** Request **
Select every line below containing the word "ดเพชรบ".

* Begin Available records *

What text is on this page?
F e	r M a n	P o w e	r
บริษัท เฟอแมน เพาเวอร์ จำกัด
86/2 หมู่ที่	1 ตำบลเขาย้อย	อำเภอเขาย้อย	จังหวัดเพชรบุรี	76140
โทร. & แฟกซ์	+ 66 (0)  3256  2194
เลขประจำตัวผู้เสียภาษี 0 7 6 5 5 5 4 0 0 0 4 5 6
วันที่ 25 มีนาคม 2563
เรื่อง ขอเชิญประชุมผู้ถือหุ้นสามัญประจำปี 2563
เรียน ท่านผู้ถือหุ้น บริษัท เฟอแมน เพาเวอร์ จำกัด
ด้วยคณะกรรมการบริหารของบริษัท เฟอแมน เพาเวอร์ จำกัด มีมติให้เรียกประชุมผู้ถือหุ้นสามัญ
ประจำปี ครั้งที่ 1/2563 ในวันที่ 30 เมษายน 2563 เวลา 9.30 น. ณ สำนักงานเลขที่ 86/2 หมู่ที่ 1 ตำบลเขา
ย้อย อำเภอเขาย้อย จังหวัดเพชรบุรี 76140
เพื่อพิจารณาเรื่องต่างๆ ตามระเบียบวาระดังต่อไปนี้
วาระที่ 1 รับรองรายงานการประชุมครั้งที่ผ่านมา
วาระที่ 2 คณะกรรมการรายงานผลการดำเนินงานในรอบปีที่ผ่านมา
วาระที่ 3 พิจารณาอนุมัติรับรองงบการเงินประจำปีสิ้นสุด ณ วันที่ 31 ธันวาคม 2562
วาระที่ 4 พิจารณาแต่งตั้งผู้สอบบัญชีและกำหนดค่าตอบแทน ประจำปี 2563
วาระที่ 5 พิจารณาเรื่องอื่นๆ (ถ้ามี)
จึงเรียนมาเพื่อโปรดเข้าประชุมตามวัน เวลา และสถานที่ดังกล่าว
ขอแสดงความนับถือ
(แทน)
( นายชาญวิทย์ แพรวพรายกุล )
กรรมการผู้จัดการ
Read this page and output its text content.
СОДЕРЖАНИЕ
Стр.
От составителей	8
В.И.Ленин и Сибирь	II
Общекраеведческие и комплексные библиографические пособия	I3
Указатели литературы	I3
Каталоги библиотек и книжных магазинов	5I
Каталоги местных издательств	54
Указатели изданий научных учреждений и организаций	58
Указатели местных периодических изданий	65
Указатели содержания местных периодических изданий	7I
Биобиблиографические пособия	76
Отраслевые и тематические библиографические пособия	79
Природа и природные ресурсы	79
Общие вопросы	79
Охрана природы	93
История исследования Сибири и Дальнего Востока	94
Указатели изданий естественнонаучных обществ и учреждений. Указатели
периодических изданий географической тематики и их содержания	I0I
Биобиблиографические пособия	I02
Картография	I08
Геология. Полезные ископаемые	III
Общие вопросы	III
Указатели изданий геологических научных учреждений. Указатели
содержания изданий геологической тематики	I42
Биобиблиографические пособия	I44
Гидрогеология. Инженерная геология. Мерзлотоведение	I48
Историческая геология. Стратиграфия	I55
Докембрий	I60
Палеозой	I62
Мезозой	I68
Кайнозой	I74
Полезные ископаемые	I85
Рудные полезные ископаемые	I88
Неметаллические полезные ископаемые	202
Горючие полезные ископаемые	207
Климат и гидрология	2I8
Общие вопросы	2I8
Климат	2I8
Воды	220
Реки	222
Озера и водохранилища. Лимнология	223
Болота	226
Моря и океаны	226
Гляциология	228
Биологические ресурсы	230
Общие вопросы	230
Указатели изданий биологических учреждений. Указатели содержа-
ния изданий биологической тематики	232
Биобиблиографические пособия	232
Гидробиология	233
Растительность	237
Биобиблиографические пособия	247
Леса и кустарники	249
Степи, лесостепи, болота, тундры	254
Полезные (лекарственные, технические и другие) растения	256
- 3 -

* End Available records *

** Exercise output **
86/2 หมู่ที่	1 ตำบลเขาย้อย	อำเภอเขาย้อย	จังหวัดเพชรบุรี	76140
ย้อย อำเภอเขาย้อย จังหวัดเพชรบุรี 76140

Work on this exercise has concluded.